- Objective -
Extract the lines that carry the string "JSON" from the listing.

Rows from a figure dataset
* START *
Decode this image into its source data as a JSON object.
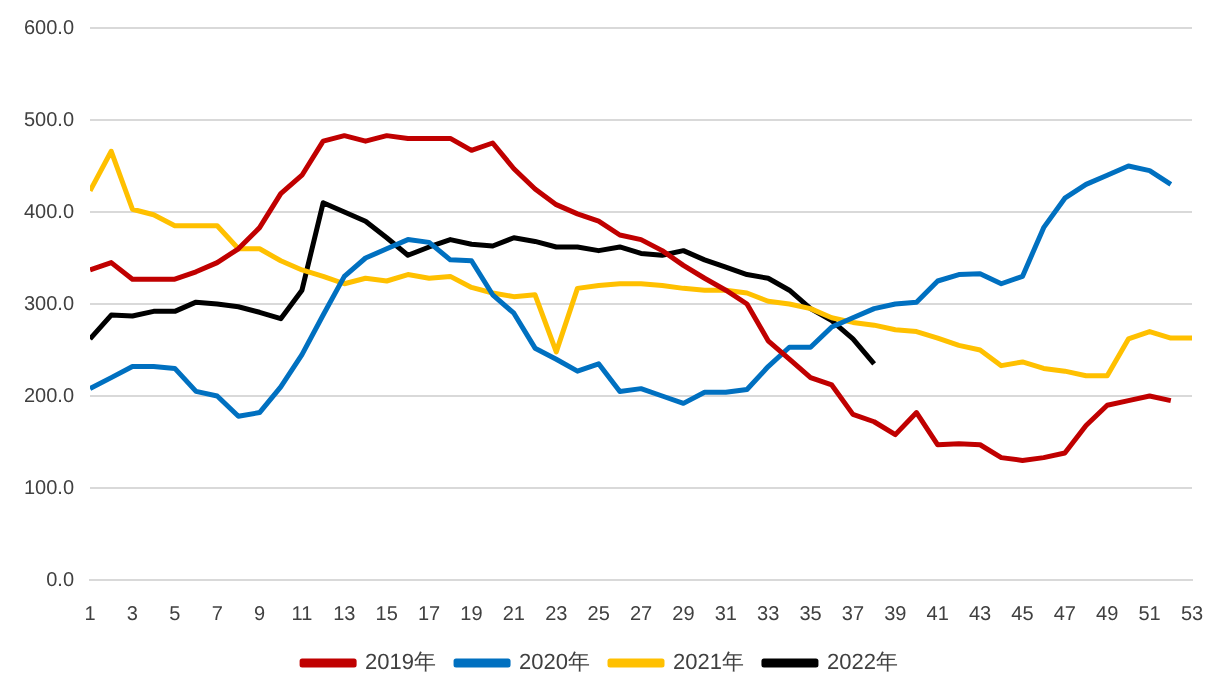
{
  "chart_data": {
    "type": "line",
    "x": [
      1,
      2,
      3,
      4,
      5,
      6,
      7,
      8,
      9,
      10,
      11,
      12,
      13,
      14,
      15,
      16,
      17,
      18,
      19,
      20,
      21,
      22,
      23,
      24,
      25,
      26,
      27,
      28,
      29,
      30,
      31,
      32,
      33,
      34,
      35,
      36,
      37,
      38,
      39,
      40,
      41,
      42,
      43,
      44,
      45,
      46,
      47,
      48,
      49,
      50,
      51,
      52,
      53
    ],
    "xlim": [
      1,
      53
    ],
    "xticks": [
      1,
      3,
      5,
      7,
      9,
      11,
      13,
      15,
      17,
      19,
      21,
      23,
      25,
      27,
      29,
      31,
      33,
      35,
      37,
      39,
      41,
      43,
      45,
      47,
      49,
      51,
      53
    ],
    "series": [
      {
        "name": "2019年",
        "color": "#c00000",
        "values": [
          337,
          345,
          327,
          327,
          327,
          335,
          345,
          360,
          383,
          420,
          440,
          477,
          483,
          477,
          483,
          480,
          480,
          480,
          467,
          475,
          447,
          425,
          408,
          398,
          390,
          375,
          370,
          358,
          342,
          328,
          315,
          300,
          260,
          240,
          220,
          212,
          180,
          172,
          158,
          182,
          147,
          148,
          147,
          133,
          130,
          133,
          138,
          168,
          190,
          195,
          200,
          195,
          null
        ]
      },
      {
        "name": "2020年",
        "color": "#0070c0",
        "values": [
          208,
          220,
          232,
          232,
          230,
          205,
          200,
          178,
          182,
          210,
          245,
          288,
          330,
          350,
          360,
          370,
          367,
          348,
          347,
          310,
          290,
          252,
          240,
          227,
          235,
          205,
          208,
          200,
          192,
          204,
          204,
          207,
          232,
          253,
          253,
          275,
          285,
          295,
          300,
          302,
          325,
          332,
          333,
          322,
          330,
          383,
          415,
          430,
          440,
          450,
          445,
          430,
          null
        ]
      },
      {
        "name": "2021年",
        "color": "#ffc000",
        "values": [
          423,
          466,
          403,
          397,
          385,
          385,
          385,
          360,
          360,
          347,
          337,
          330,
          322,
          328,
          325,
          332,
          328,
          330,
          318,
          312,
          308,
          310,
          248,
          317,
          320,
          322,
          322,
          320,
          317,
          315,
          315,
          312,
          303,
          300,
          295,
          285,
          280,
          277,
          272,
          270,
          263,
          255,
          250,
          233,
          237,
          230,
          227,
          222,
          222,
          262,
          270,
          263,
          263
        ]
      },
      {
        "name": "2022年",
        "color": "#000000",
        "values": [
          262,
          288,
          287,
          292,
          292,
          302,
          300,
          297,
          291,
          284,
          315,
          410,
          400,
          390,
          372,
          353,
          362,
          370,
          365,
          363,
          372,
          368,
          362,
          362,
          358,
          362,
          355,
          353,
          358,
          348,
          340,
          332,
          328,
          315,
          295,
          282,
          262,
          235,
          null,
          null,
          null,
          null,
          null,
          null,
          null,
          null,
          null,
          null,
          null,
          null,
          null,
          null,
          null
        ]
      }
    ],
    "ylim": [
      0,
      600
    ],
    "yticks": [
      {
        "value": 0,
        "label": "0.0"
      },
      {
        "value": 100,
        "label": "100.0"
      },
      {
        "value": 200,
        "label": "200.0"
      },
      {
        "value": 300,
        "label": "300.0"
      },
      {
        "value": 400,
        "label": "400.0"
      },
      {
        "value": 500,
        "label": "500.0"
      },
      {
        "value": 600,
        "label": "600.0"
      }
    ],
    "grid": "y",
    "legend": "bottom",
    "marker": "none",
    "line_style": "solid"
  }
}
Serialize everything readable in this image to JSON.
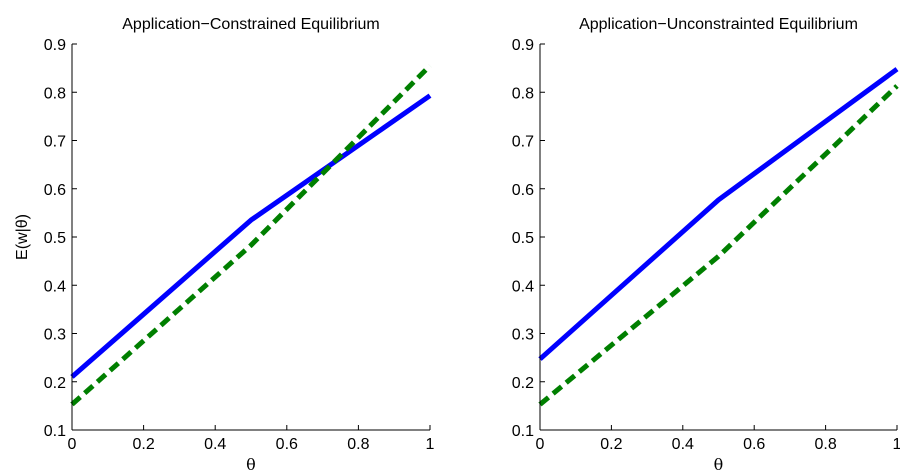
* END *
- Task response -
Decode this image into its source data as a JSON object.
Serialize everything readable in this image to JSON.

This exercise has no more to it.